**GIVEN INSTRUCTION**
In the data below, find every line that has the string "GOOD", and copy it.

Data extracted from a collection:
____________

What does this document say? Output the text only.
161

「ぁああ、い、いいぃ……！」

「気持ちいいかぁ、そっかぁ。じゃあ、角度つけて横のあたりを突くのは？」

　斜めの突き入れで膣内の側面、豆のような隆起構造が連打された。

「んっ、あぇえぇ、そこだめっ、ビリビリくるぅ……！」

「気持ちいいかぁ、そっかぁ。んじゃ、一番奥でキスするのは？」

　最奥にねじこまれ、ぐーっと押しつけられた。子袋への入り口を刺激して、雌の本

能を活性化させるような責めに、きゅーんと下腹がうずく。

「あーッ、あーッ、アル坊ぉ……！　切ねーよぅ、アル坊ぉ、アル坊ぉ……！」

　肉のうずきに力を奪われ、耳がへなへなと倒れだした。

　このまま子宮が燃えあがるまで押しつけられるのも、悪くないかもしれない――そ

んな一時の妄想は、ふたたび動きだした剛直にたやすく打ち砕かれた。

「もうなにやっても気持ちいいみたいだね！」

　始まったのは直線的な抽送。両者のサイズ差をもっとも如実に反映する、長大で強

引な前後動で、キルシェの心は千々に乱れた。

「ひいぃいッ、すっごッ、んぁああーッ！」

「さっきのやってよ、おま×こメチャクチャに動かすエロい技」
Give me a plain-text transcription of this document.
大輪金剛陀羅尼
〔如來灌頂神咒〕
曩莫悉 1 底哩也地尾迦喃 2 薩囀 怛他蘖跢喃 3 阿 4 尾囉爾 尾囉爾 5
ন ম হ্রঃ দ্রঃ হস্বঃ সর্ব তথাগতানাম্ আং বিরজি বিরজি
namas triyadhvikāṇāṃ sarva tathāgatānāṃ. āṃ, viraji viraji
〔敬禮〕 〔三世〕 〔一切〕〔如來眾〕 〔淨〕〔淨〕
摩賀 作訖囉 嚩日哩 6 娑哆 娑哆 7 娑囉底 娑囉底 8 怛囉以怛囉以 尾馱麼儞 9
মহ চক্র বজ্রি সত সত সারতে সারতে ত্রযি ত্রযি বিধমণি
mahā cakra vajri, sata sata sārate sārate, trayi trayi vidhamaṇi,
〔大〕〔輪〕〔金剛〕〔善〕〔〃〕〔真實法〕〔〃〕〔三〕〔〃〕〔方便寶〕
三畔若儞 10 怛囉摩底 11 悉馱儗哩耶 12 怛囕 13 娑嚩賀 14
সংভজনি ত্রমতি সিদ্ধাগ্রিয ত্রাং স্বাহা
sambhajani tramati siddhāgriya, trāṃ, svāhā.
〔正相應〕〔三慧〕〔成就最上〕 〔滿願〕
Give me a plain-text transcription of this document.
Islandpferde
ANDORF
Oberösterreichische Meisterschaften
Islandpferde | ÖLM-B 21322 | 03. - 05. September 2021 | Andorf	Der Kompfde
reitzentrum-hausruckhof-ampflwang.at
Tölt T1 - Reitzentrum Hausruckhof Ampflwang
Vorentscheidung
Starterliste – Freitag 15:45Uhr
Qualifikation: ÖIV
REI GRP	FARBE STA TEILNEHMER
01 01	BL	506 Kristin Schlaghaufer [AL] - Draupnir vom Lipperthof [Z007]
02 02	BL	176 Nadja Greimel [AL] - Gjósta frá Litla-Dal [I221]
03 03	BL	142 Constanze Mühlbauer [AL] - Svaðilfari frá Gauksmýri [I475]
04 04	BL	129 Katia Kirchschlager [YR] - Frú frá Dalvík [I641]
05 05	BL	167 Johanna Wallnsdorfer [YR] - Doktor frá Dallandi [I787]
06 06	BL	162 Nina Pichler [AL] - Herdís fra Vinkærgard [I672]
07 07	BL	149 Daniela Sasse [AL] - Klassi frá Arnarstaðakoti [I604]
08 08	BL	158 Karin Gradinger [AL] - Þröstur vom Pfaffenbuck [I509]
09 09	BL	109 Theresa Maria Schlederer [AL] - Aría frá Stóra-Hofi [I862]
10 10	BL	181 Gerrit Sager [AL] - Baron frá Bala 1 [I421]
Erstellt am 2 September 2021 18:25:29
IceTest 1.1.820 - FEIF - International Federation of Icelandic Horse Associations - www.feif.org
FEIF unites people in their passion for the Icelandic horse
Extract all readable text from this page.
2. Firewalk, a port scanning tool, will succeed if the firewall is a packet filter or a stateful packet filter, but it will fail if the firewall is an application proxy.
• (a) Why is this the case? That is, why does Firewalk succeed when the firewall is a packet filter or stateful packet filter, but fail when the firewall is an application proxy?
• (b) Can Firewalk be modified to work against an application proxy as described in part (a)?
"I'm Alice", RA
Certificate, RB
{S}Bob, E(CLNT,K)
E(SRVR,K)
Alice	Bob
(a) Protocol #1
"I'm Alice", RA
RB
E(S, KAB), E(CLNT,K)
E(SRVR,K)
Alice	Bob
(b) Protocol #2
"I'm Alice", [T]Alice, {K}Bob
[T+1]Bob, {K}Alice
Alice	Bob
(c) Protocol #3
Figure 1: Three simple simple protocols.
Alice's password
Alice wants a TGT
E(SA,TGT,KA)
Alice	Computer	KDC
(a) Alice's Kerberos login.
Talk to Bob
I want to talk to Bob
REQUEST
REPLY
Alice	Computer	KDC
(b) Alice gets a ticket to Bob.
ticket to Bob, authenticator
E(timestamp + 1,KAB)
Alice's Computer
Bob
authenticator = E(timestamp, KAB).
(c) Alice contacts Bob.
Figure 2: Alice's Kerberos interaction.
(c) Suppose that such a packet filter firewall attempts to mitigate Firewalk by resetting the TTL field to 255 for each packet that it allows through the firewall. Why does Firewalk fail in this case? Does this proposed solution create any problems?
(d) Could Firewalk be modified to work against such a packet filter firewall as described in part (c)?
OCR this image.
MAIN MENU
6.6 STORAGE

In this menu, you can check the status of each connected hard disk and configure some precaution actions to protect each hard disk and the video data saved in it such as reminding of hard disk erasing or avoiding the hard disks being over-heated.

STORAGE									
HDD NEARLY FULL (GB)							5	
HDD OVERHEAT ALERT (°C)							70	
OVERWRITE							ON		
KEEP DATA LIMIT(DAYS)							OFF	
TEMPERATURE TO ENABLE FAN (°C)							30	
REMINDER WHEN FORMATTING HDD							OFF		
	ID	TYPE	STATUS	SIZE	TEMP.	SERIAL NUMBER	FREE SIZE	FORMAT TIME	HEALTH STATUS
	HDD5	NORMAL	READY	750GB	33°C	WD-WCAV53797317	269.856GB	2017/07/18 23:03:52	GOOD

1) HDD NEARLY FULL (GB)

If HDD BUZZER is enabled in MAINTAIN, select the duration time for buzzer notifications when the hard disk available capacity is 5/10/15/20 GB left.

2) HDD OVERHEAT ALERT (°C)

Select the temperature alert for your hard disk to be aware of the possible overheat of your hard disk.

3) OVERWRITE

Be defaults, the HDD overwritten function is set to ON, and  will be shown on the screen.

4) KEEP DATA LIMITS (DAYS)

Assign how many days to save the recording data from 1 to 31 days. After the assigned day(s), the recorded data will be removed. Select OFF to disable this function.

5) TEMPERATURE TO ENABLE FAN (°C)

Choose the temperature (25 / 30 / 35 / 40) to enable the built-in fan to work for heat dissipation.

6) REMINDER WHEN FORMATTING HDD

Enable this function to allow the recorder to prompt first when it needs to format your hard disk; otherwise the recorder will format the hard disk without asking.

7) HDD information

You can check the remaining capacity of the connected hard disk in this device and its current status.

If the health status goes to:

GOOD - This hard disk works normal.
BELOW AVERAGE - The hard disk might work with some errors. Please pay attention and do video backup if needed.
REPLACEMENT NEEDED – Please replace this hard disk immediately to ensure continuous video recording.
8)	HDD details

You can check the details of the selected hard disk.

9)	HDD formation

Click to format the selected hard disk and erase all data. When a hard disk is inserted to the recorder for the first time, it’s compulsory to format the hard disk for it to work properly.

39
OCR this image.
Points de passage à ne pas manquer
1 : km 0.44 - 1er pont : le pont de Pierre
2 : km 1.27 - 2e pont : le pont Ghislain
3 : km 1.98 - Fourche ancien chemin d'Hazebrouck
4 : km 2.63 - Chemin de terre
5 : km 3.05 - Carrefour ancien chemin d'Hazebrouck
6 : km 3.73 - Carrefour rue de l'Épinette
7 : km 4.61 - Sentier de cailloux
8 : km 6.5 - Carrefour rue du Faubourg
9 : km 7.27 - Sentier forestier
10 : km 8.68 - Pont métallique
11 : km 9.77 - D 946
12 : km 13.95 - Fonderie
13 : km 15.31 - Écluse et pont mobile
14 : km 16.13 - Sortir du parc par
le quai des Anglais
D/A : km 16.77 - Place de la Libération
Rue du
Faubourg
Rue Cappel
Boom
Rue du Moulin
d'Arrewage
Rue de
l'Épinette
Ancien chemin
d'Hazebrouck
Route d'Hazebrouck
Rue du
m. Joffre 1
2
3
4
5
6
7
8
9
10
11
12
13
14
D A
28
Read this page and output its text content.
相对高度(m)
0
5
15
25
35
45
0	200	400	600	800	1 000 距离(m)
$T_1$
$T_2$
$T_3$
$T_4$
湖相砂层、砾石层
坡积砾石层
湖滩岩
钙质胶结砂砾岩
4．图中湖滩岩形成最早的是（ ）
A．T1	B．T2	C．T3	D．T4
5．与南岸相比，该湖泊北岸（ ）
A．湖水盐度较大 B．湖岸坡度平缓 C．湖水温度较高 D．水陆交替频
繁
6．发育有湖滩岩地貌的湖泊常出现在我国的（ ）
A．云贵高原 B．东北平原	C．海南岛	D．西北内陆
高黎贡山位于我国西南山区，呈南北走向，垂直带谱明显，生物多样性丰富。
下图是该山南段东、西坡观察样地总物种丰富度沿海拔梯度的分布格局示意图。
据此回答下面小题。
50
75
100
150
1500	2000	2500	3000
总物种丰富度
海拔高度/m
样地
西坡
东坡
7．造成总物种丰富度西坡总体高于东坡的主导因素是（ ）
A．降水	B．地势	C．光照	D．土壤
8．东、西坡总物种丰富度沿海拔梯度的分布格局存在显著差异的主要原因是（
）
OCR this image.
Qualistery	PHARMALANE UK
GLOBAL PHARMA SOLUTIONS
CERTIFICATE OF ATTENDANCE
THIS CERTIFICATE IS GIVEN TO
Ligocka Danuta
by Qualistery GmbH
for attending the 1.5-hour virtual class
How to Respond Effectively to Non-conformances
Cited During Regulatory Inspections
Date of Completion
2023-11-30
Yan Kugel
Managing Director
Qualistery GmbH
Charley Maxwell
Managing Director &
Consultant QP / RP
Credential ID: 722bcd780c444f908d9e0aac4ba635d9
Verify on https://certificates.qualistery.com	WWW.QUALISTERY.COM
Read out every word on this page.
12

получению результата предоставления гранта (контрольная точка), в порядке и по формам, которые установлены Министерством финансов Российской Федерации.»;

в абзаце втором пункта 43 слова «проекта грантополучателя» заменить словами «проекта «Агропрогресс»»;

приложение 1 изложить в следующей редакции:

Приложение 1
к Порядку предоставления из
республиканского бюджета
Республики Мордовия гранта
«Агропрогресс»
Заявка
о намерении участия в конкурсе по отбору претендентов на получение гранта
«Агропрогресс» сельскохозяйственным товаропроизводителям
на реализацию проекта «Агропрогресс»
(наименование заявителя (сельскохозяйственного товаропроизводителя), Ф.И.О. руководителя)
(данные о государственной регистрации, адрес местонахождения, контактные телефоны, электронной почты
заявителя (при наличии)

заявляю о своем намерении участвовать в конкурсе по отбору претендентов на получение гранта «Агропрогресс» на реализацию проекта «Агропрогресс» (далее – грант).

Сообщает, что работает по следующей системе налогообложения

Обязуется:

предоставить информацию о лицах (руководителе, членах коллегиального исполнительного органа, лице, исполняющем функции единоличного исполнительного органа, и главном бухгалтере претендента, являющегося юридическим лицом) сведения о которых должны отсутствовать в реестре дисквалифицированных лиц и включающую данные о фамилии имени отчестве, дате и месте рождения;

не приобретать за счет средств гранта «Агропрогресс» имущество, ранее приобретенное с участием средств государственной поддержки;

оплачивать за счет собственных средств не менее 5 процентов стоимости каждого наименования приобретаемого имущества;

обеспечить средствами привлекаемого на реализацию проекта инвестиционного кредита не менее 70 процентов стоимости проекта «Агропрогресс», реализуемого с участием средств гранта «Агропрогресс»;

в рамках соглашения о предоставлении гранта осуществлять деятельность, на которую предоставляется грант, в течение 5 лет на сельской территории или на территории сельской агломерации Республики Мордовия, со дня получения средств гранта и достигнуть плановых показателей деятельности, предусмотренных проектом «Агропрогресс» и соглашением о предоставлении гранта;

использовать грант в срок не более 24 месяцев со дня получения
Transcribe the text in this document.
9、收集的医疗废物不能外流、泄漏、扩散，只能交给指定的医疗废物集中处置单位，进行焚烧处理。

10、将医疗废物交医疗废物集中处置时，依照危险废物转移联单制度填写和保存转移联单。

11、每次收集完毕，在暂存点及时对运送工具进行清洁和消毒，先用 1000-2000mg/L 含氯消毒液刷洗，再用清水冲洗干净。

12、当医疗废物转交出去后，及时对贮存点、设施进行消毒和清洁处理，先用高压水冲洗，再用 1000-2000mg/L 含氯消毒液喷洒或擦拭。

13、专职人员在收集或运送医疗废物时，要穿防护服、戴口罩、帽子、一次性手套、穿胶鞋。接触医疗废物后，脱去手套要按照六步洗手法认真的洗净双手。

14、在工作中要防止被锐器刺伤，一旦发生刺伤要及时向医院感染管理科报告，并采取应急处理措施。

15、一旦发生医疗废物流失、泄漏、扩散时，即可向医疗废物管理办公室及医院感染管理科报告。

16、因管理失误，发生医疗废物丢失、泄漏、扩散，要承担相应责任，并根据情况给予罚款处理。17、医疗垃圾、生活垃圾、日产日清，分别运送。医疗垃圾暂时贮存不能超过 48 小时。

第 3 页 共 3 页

____________

**RESPONSE BELOW**
	HDD5	NORMAL	READY	750GB	33°C	WD-WCAV53797317	269.856GB	2017/07/18 23:03:52	GOOD
GOOD - This hard disk works normal.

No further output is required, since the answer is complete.